EXERCISE DETAILS:
Gather up every line from the entries below that uses the word "себе".

Start TASK INPUTS

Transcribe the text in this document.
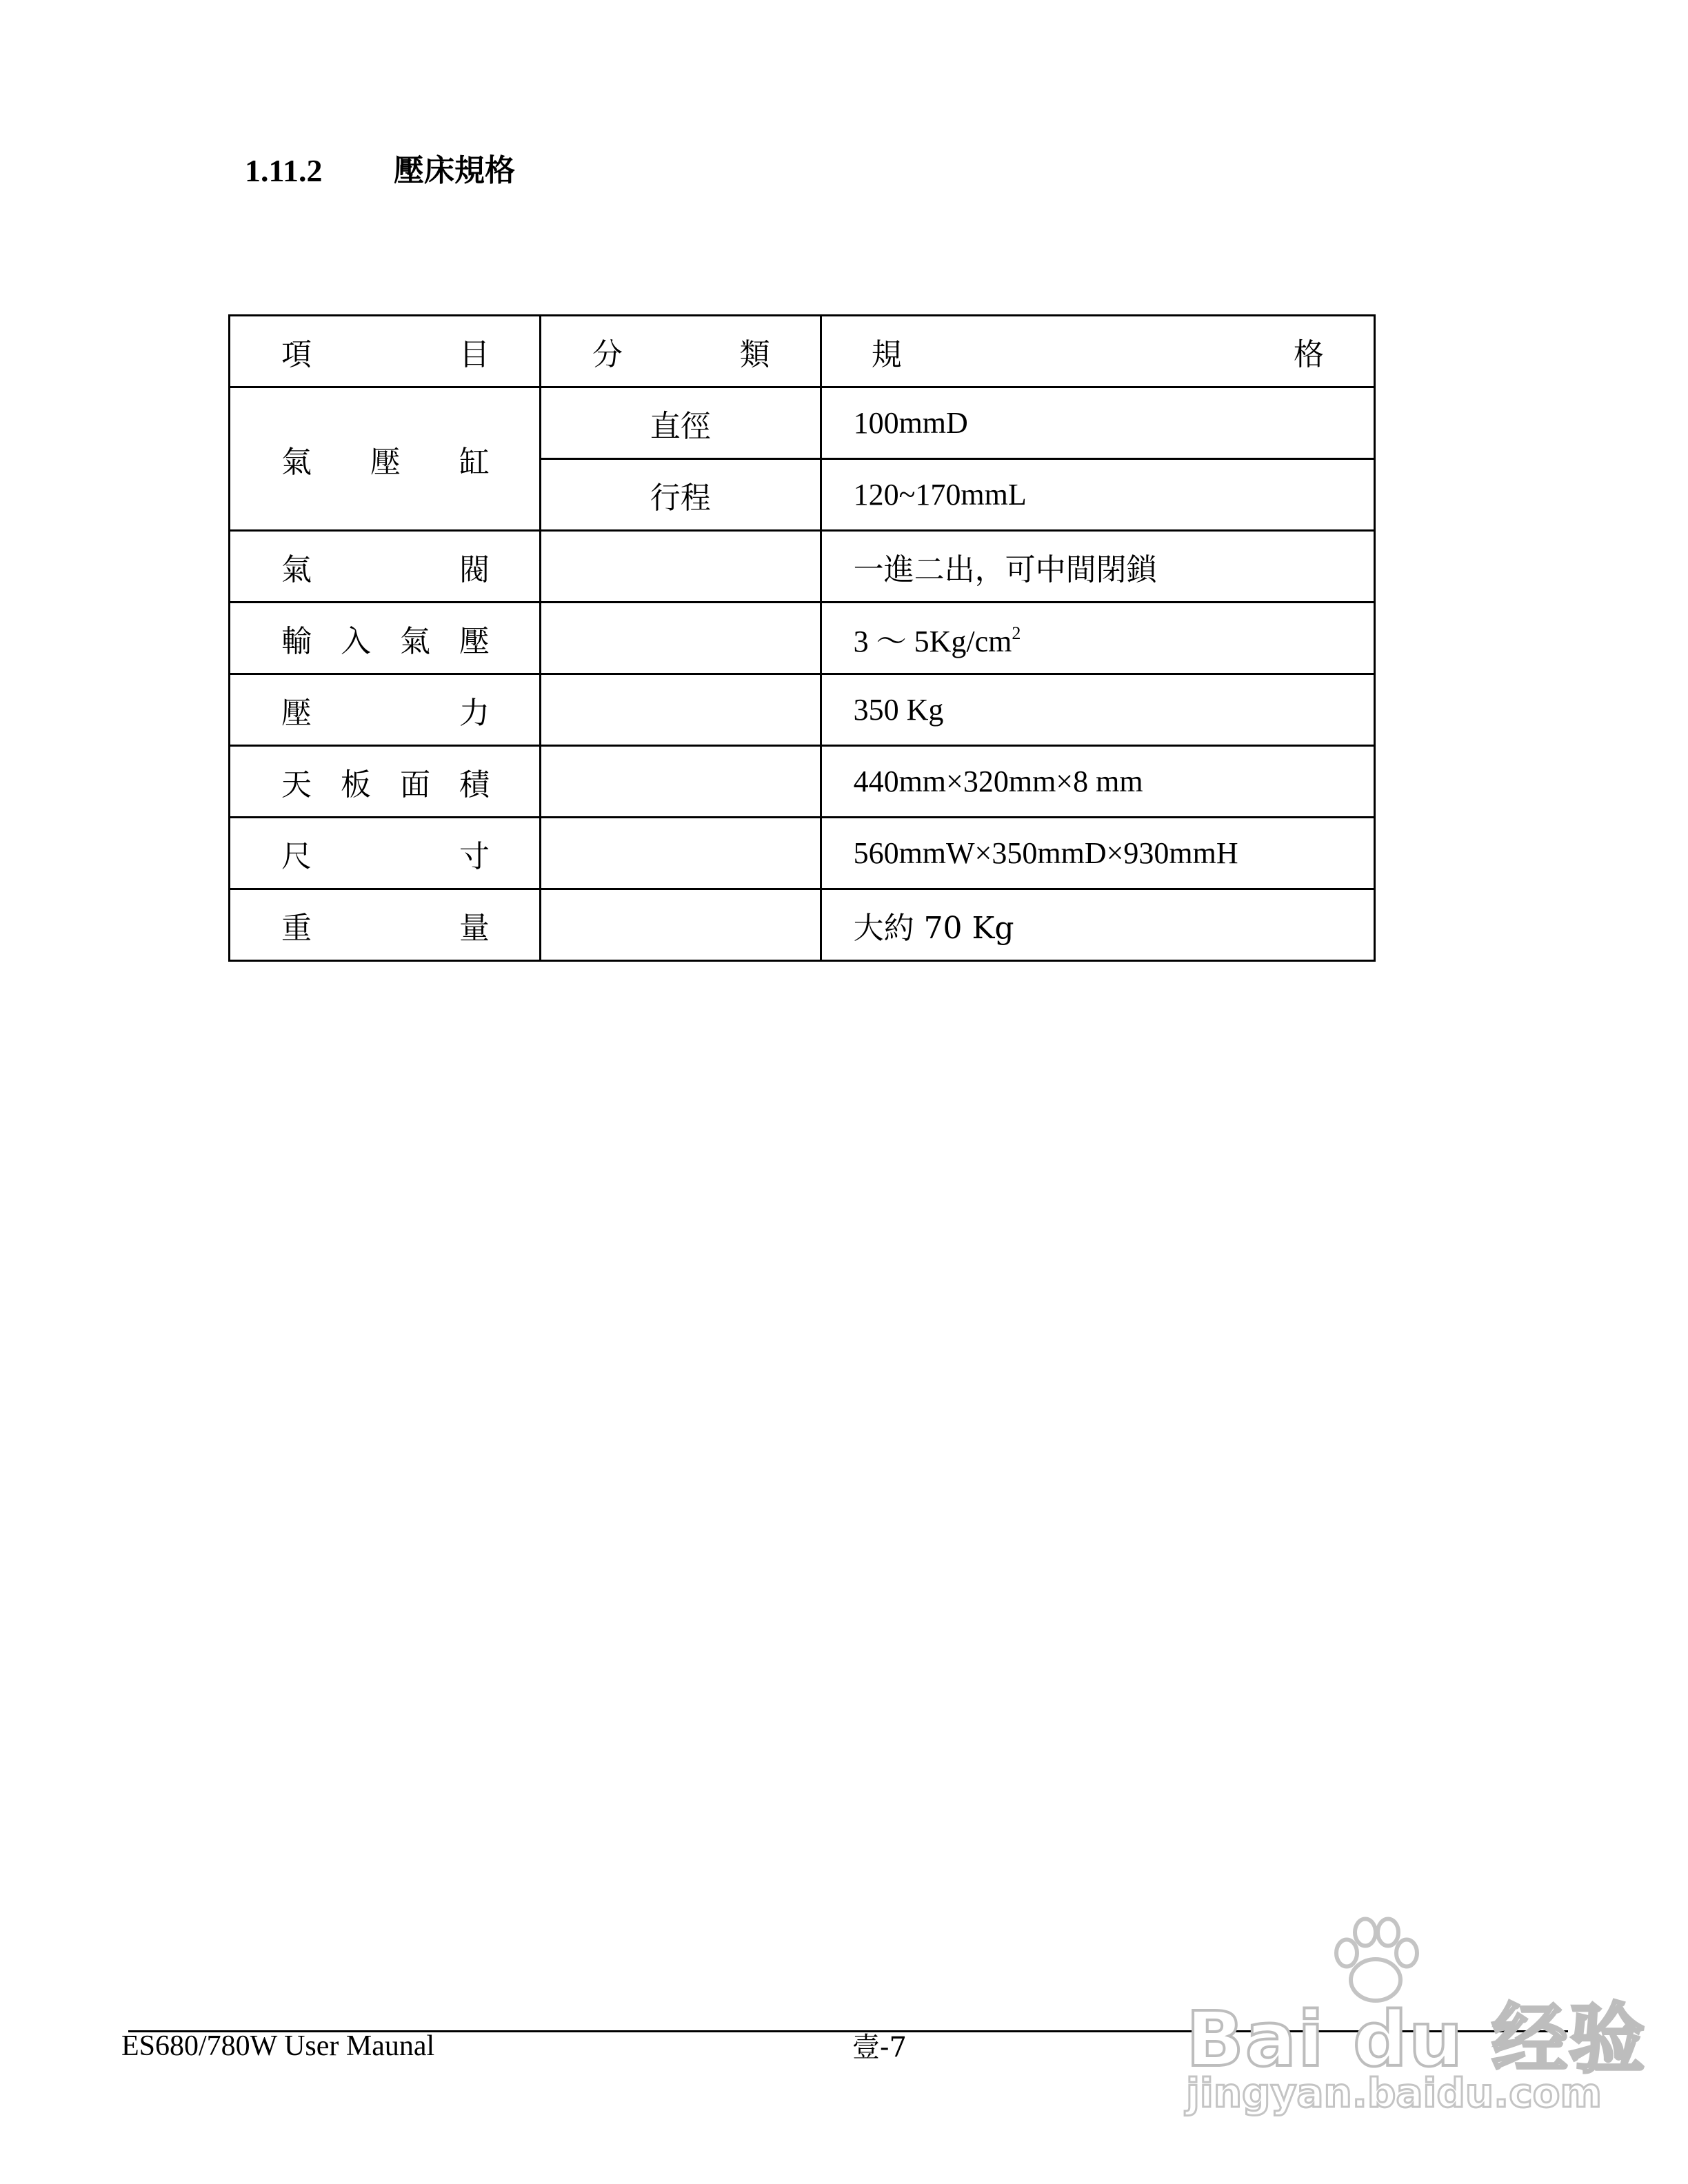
1.11.2	壓床規格
項 目	分 類	規 格

氣 壓 缸	直徑	100mmD

	行程	120~170mmL

氣 閥		一進二出，可中間閉鎖

輸 入 氣 壓		3 ～ $5Kg/cm^2$

壓 力		350 Kg

天 板 面 積		440mm×320mm×8 mm

尺 寸		560mmW×350mmD×930mmH

重 量		大約 70 Kg
ES680/780W User Maunal	壹-7	Bai du 经验
jingyan.baidu.com
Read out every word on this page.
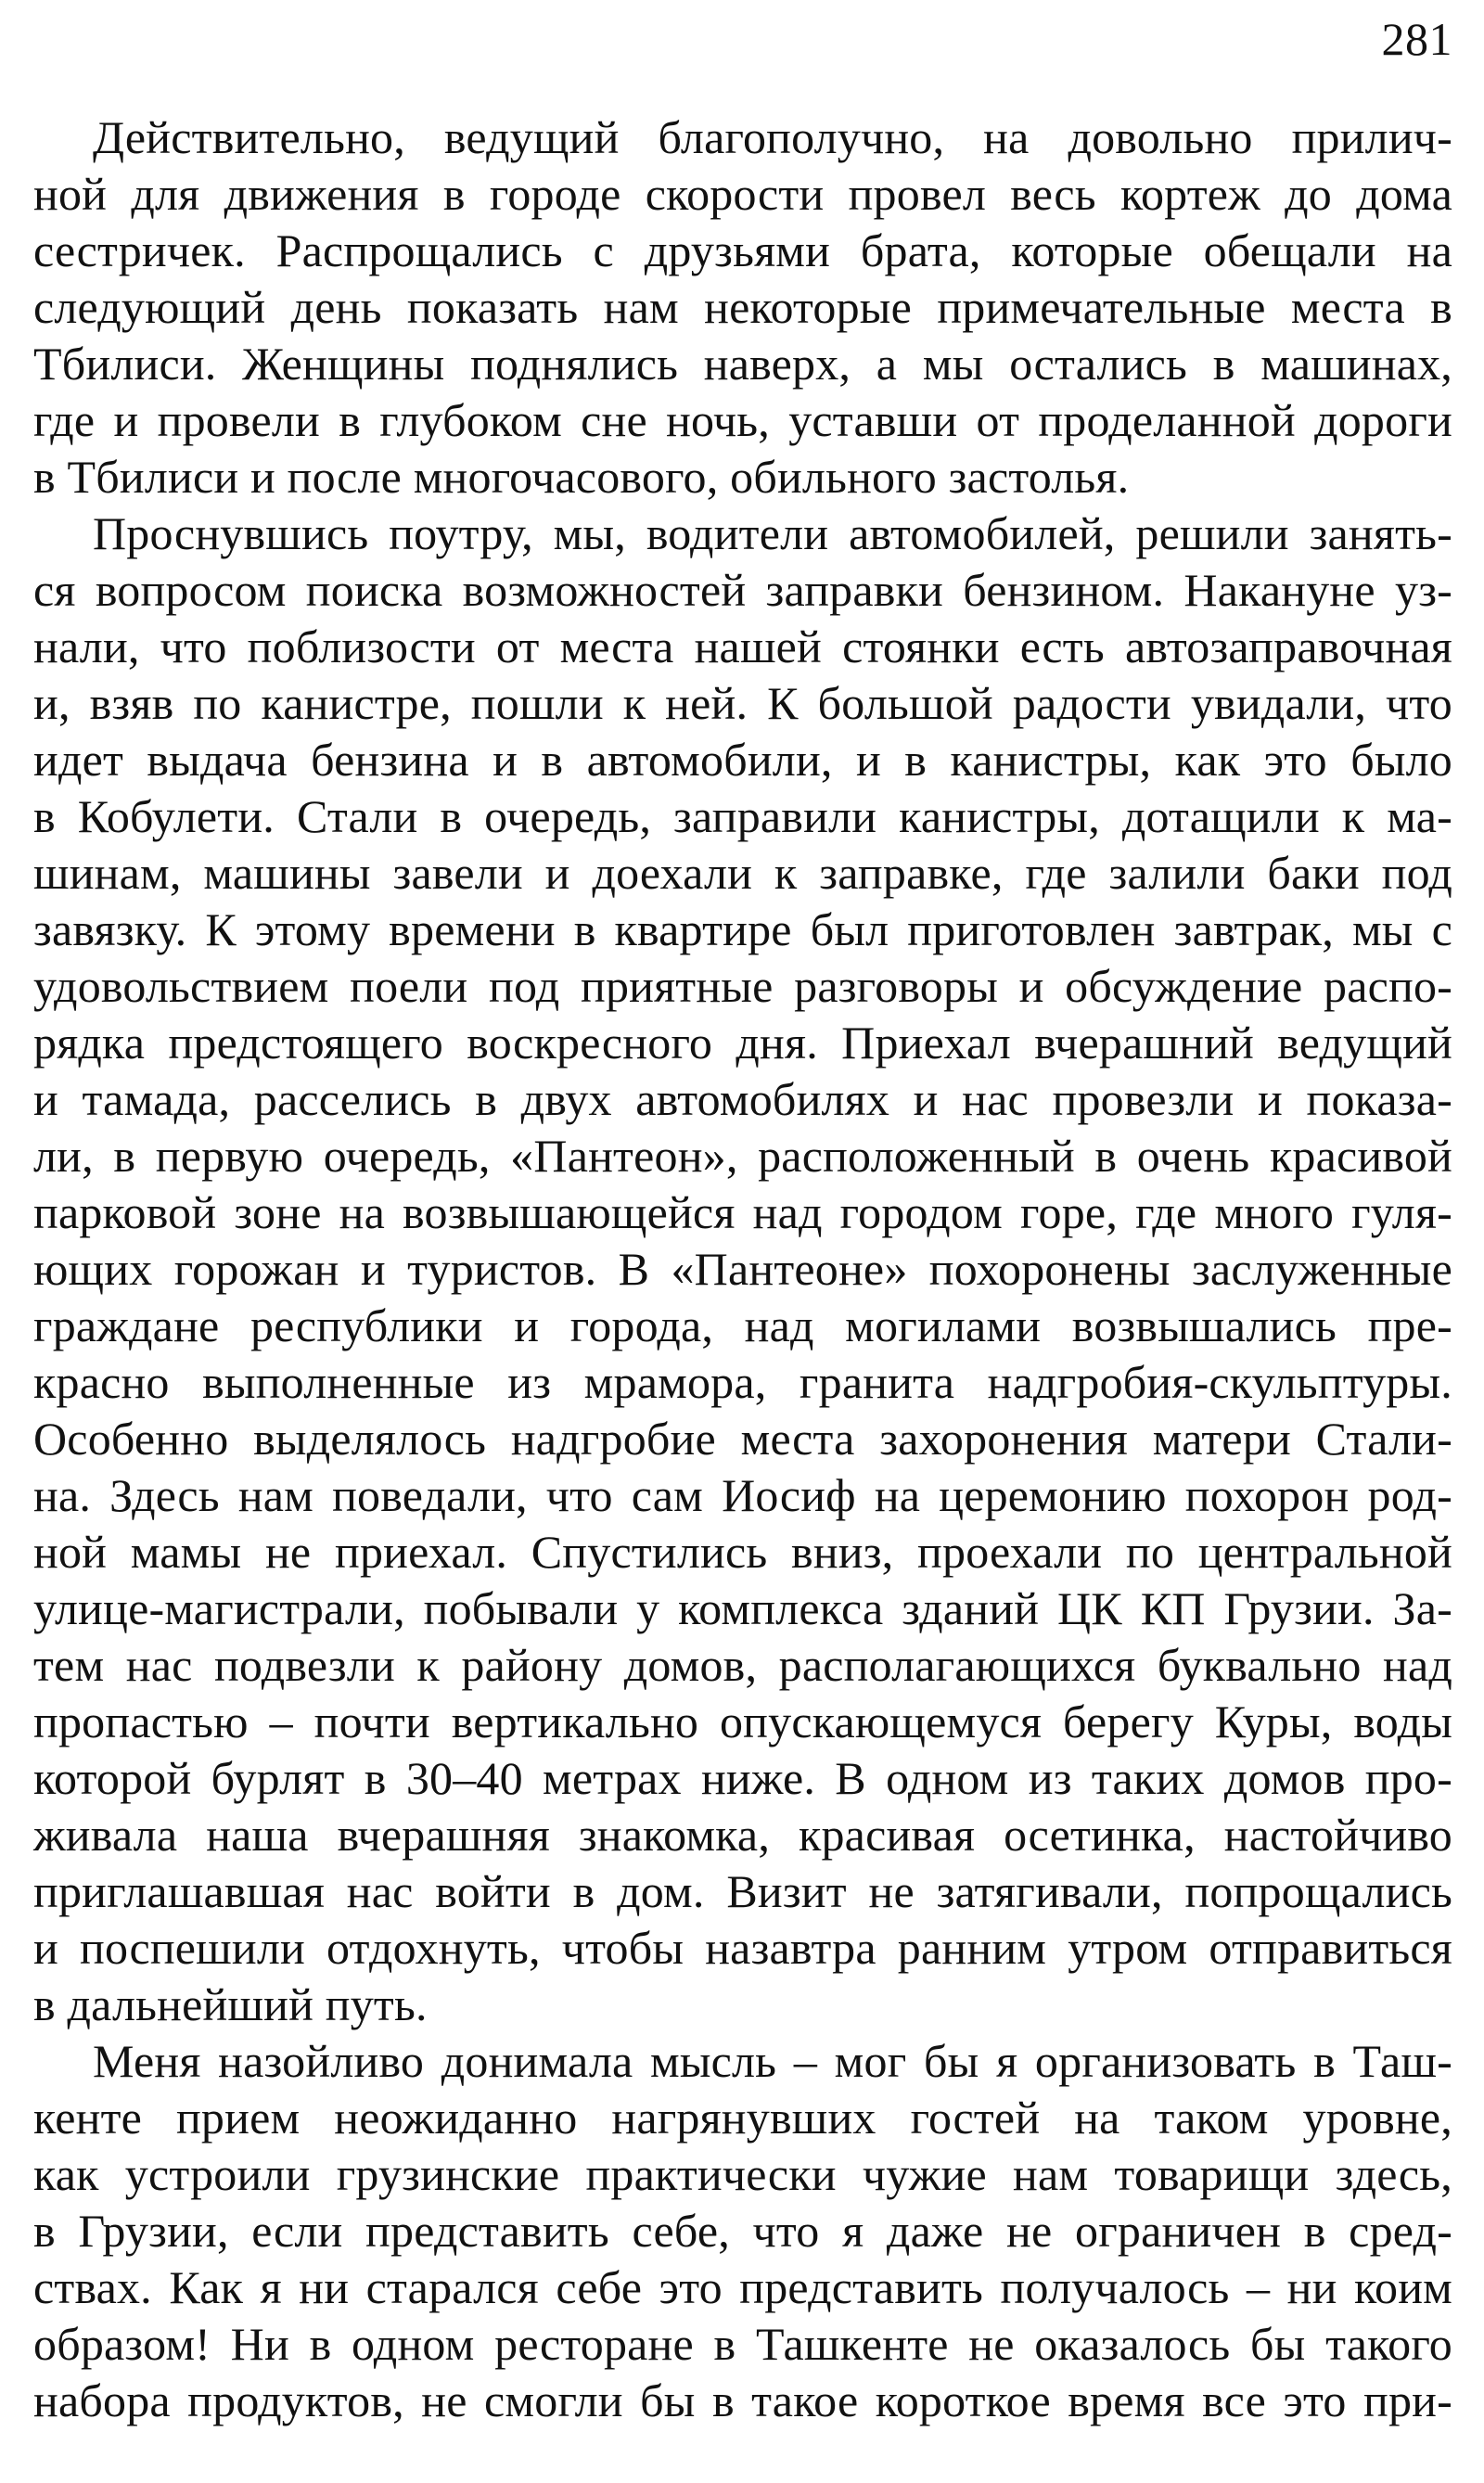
281
Действительно, ведущий благополучно, на довольно прилич-
ной для движения в городе скорости провел весь кортеж до дома
сестричек. Распрощались с друзьями брата, которые обещали на
следующий день показать нам некоторые примечательные места в
Тбилиси. Женщины поднялись наверх, а мы остались в машинах,
где и провели в глубоком сне ночь, уставши от проделанной дороги
в Тбилиси и после многочасового, обильного застолья.
Проснувшись поутру, мы, водители автомобилей, решили занять-
ся вопросом поиска возможностей заправки бензином. Накануне уз-
нали, что поблизости от места нашей стоянки есть автозаправочная
и, взяв по канистре, пошли к ней. К большой радости увидали, что
идет выдача бензина и в автомобили, и в канистры, как это было
в Кобулети. Стали в очередь, заправили канистры, дотащили к ма-
шинам, машины завели и доехали к заправке, где залили баки под
завязку. К этому времени в квартире был приготовлен завтрак, мы с
удовольствием поели под приятные разговоры и обсуждение распо-
рядка предстоящего воскресного дня. Приехал вчерашний ведущий
и тамада, расселись в двух автомобилях и нас провезли и показа-
ли, в первую очередь, «Пантеон», расположенный в очень красивой
парковой зоне на возвышающейся над городом горе, где много гуля-
ющих горожан и туристов. В «Пантеоне» похоронены заслуженные
граждане республики и города, над могилами возвышались пре-
красно выполненные из мрамора, гранита надгробия-скульптуры.
Особенно выделялось надгробие места захоронения матери Стали-
на. Здесь нам поведали, что сам Иосиф на церемонию похорон род-
ной мамы не приехал. Спустились вниз, проехали по центральной
улице-магистрали, побывали у комплекса зданий ЦК КП Грузии. За-
тем нас подвезли к району домов, располагающихся буквально над
пропастью – почти вертикально опускающемуся берегу Куры, воды
которой бурлят в 30–40 метрах ниже. В одном из таких домов про-
живала наша вчерашняя знакомка, красивая осетинка, настойчиво
приглашавшая нас войти в дом. Визит не затягивали, попрощались
и поспешили отдохнуть, чтобы назавтра ранним утром отправиться
в дальнейший путь.
Меня назойливо донимала мысль – мог бы я организовать в Таш-
кенте прием неожиданно нагрянувших гостей на таком уровне,
как устроили грузинские практически чужие нам товарищи здесь,
в Грузии, если представить себе, что я даже не ограничен в сред-
ствах. Как я ни старался себе это представить получалось – ни коим
образом! Ни в одном ресторане в Ташкенте не оказалось бы такого
набора продуктов, не смогли бы в такое короткое время все это при-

End TASK INPUTS

REPLY TO THE TASK:
в Грузии, если представить себе, что я даже не ограничен в сред-
ствах. Как я ни старался себе это представить получалось – ни коим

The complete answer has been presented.